— START OF Task input —

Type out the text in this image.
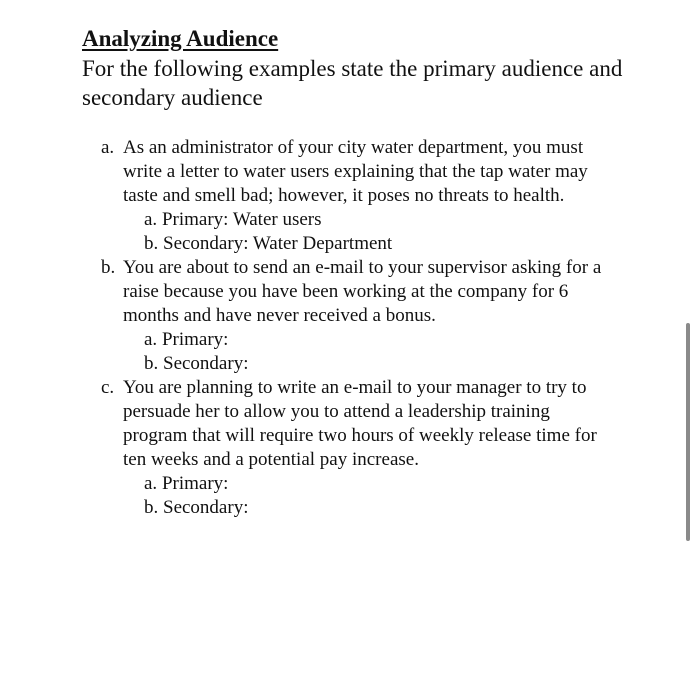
Analyzing Audience

For the following examples state the primary audience and secondary audience

a. As an administrator of your city water department, you must write a letter to water users explaining that the tap water may taste and smell bad; however, it poses no threats to health.
a. Primary: Water users
b. Secondary: Water Department
b. You are about to send an e-mail to your supervisor asking for a raise because you have been working at the company for 6 months and have never received a bonus.
a. Primary:
b. Secondary:
c. You are planning to write an e-mail to your manager to try to persuade her to allow you to attend a leadership training program that will require two hours of weekly release time for ten weeks and a potential pay increase.
a. Primary:
b. Secondary:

— END OF Task input —

Aim of the task:
Transcribe the listing in full. Omit the pictures and keep every line exact.

Solution for this task:
Type out the text in this image.
Analyzing Audience

For the following examples state the primary audience and secondary audience

a. As an administrator of your city water department, you must write a letter to water users explaining that the tap water may taste and smell bad; however, it poses no threats to health.
a. Primary: Water users
b. Secondary: Water Department
b. You are about to send an e-mail to your supervisor asking for a raise because you have been working at the company for 6 months and have never received a bonus.
a. Primary:
b. Secondary:
c. You are planning to write an e-mail to your manager to try to persuade her to allow you to attend a leadership training program that will require two hours of weekly release time for ten weeks and a potential pay increase.
a. Primary:
b. Secondary:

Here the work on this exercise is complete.